Given request – Write the records out again, keeping each line exactly as it is.

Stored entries
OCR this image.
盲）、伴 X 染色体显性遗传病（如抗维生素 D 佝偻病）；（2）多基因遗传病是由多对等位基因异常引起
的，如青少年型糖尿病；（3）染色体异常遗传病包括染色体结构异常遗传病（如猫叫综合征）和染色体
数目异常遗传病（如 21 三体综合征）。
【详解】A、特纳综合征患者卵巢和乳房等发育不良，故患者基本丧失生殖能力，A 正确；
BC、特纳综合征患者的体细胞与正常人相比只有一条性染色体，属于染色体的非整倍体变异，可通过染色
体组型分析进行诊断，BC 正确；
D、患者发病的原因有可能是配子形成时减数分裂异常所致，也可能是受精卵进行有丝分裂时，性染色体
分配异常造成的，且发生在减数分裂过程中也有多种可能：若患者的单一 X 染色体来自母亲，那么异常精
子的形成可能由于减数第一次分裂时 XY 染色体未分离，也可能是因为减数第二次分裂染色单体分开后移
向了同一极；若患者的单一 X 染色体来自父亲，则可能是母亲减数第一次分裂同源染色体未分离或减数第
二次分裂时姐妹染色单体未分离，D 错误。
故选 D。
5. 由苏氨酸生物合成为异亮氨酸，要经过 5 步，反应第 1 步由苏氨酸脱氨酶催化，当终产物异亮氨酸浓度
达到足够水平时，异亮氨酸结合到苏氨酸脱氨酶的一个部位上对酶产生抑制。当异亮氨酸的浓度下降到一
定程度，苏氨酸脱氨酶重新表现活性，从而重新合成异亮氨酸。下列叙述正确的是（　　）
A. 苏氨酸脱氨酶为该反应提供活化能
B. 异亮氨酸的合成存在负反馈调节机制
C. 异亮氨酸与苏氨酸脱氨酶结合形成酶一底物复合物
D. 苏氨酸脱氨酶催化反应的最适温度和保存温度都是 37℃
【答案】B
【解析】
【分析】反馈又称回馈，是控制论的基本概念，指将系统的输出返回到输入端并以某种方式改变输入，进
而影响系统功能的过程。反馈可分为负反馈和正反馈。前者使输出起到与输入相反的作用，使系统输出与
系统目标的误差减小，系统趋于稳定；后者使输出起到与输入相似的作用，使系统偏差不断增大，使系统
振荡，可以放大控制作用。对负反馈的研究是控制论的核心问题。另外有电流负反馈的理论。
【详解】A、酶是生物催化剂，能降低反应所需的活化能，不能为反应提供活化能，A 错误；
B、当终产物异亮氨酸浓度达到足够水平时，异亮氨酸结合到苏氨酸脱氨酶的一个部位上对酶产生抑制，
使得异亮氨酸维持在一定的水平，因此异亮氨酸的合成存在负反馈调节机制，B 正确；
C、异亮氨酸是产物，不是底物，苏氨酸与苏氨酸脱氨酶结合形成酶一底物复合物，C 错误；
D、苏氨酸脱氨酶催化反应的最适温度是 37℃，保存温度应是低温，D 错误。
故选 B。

Finished exercise –
OCR this image.
盲）、伴 X 染色体显性遗传病（如抗维生素 D 佝偻病）；（2）多基因遗传病是由多对等位基因异常引起
的，如青少年型糖尿病；（3）染色体异常遗传病包括染色体结构异常遗传病（如猫叫综合征）和染色体
数目异常遗传病（如 21 三体综合征）。
【详解】A、特纳综合征患者卵巢和乳房等发育不良，故患者基本丧失生殖能力，A 正确；
BC、特纳综合征患者的体细胞与正常人相比只有一条性染色体，属于染色体的非整倍体变异，可通过染色
体组型分析进行诊断，BC 正确；
D、患者发病的原因有可能是配子形成时减数分裂异常所致，也可能是受精卵进行有丝分裂时，性染色体
分配异常造成的，且发生在减数分裂过程中也有多种可能：若患者的单一 X 染色体来自母亲，那么异常精
子的形成可能由于减数第一次分裂时 XY 染色体未分离，也可能是因为减数第二次分裂染色单体分开后移
向了同一极；若患者的单一 X 染色体来自父亲，则可能是母亲减数第一次分裂同源染色体未分离或减数第
二次分裂时姐妹染色单体未分离，D 错误。
故选 D。
5. 由苏氨酸生物合成为异亮氨酸，要经过 5 步，反应第 1 步由苏氨酸脱氨酶催化，当终产物异亮氨酸浓度
达到足够水平时，异亮氨酸结合到苏氨酸脱氨酶的一个部位上对酶产生抑制。当异亮氨酸的浓度下降到一
定程度，苏氨酸脱氨酶重新表现活性，从而重新合成异亮氨酸。下列叙述正确的是（　　）
A. 苏氨酸脱氨酶为该反应提供活化能
B. 异亮氨酸的合成存在负反馈调节机制
C. 异亮氨酸与苏氨酸脱氨酶结合形成酶一底物复合物
D. 苏氨酸脱氨酶催化反应的最适温度和保存温度都是 37℃
【答案】B
【解析】
【分析】反馈又称回馈，是控制论的基本概念，指将系统的输出返回到输入端并以某种方式改变输入，进
而影响系统功能的过程。反馈可分为负反馈和正反馈。前者使输出起到与输入相反的作用，使系统输出与
系统目标的误差减小，系统趋于稳定；后者使输出起到与输入相似的作用，使系统偏差不断增大，使系统
振荡，可以放大控制作用。对负反馈的研究是控制论的核心问题。另外有电流负反馈的理论。
【详解】A、酶是生物催化剂，能降低反应所需的活化能，不能为反应提供活化能，A 错误；
B、当终产物异亮氨酸浓度达到足够水平时，异亮氨酸结合到苏氨酸脱氨酶的一个部位上对酶产生抑制，
使得异亮氨酸维持在一定的水平，因此异亮氨酸的合成存在负反馈调节机制，B 正确；
C、异亮氨酸是产物，不是底物，苏氨酸与苏氨酸脱氨酶结合形成酶一底物复合物，C 错误；
D、苏氨酸脱氨酶催化反应的最适温度是 37℃，保存温度应是低温，D 错误。
故选 B。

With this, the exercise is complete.